======== Page

EP0495102A1

EP0495102A1 - Surge-absorbing element for protection against overvoltage and overcurrent

Info

Publication number: EP0495102A1
Application number: EP90911702A
Authority: EP
Inventors: Naruo Yoshioka; Takashi Shibayama; Hironori Miyahara; Hisao Ibukuro; Takaaki Itou
Original assignee: Mitsubishi Materials Corp; Mitsubishi Mining and Cement Co Ltd
Current assignee: Mitsubishi Materials Corp
Priority date: 1990-08-07
Filing date: 1990-08-07
Publication date: 1992-07-22
Anticipated expiration: 2010-08-07
Also published as: DE69025193T2; DE69025193D1; EP0495102A4; EP0495102B1

Abstract

A surge-absorbing element with a function of protection from overvoltage and overcurrent in which a metal wire mechanically and elastically deformed and having high rigidity is joined with a low-melting metal to a terminal or to a lead wire of a gap-type or microgap-type surge-absorbing element. In case the surge-absorbing element generates heat due to overvoltage and overcurrent, the low-melting metal melts, the elastically deformed rigid metal wire separates from the terminal or lead wire, and the connection is broken. The rigid metal wire is connected in series with the surge-absorbing element and a device or a circuit that is to be protected.

Description

FIELD OF ART

The present invention relates to a surge absorbing component for protecting semiconductor circuit or a telephone line from a lightening surge and overvoltage or overcurrent, which can avoid firing and overheat of the circuit substrate, even when overvoltage or overcurrent is applied to the circuit.

BACKGROUND OF THE ART

A surge absorber is to protect an equipment such as a communication line, e.g. a telephone line for telephone and telecopier, and a line for a cable television and a cable radio and the like, as well as a device, e.g. semiconductor device, from a lightening surge.
A protection function of the surge absorber is to protect a communication device connecting communication lines when the communication line interconnects the source line to load overcurrent or overvoltage on the line, which will heat the breaker fuse wire so as to melt the wire, thereby opening the circuit to protect the equipment from the overcurrent and overvoltage. In the conventional surge absorber having function to protect from overcurrent and overvoltage, a low melting point metal wire is only surrounding the surge absorber within inorganic material housing. Connecting terminals are provided at the both of the ends of the inorganic material housing of the surge absorber.
Further, there have been published Japanese Patent Publication No. 63-205026/1988 and Japanese Patent Application No. 61-152703 as measures to resolve the case where the short-circuit with source occurs, which disclose a method of preventing overheat and fire of a surge absorbing element by contacting a low- melting point metal wire with the surface of a microgap surge absorbing element so that the heat generated by overvoltage or overcurrent charged in the surge absorbing element will melt easily and rapidly the low melting point wire, thereby, making to open the circuit. The structure of mounting the low melting point metal wire on the surface of the surge absorbing element is housed within a case of inorganic material.

================
======== Stored rows

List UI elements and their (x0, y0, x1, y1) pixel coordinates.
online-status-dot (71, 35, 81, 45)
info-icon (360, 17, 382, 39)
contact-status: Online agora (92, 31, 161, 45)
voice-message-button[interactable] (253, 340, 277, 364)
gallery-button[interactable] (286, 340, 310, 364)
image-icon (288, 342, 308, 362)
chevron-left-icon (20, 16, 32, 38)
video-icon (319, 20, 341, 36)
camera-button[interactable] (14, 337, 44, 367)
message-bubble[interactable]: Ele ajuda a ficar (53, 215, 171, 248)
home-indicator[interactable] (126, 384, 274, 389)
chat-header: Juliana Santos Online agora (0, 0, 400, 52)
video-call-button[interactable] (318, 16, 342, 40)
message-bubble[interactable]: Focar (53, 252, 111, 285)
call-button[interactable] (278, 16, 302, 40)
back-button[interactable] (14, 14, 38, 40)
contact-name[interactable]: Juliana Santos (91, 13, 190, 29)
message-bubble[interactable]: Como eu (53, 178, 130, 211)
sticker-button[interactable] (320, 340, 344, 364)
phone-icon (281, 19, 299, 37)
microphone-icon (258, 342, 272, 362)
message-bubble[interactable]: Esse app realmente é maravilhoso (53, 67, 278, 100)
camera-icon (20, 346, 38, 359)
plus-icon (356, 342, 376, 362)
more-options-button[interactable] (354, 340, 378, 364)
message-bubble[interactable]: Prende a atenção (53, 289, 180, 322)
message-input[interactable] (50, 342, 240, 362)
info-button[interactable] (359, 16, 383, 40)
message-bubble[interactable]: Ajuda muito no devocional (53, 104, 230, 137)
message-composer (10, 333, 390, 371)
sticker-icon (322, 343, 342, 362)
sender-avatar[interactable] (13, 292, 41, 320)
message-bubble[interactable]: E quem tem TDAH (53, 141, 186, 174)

================

#### Short problem 1:
Answer these questions using the patent page:
(a) What priority date does it list?
(b) According to the abstract, what melts when the surge-absorbing element heats up from overvoltage and overcurrent?
(c) In the conventional surge absorber, where are the connecting terminals provided?
#### Short problem 2:
Pull from the patent page the exact passage starting at "A surge absorber" and ending at "a lightening surge.".

#### Exercise response 1:
(a) 1990-08-07
(b) The low-melting metal
(c) At both ends of the inorganic material housing of the surge absorber

#### Exercise response 2:
A surge absorber is to protect an equipment such as a communication line, e.g. a telephone line for telephone and telecopier, and a line for a cable television and a cable radio and the like, as well as a device, e.g. semiconductor device, from a lightening surge.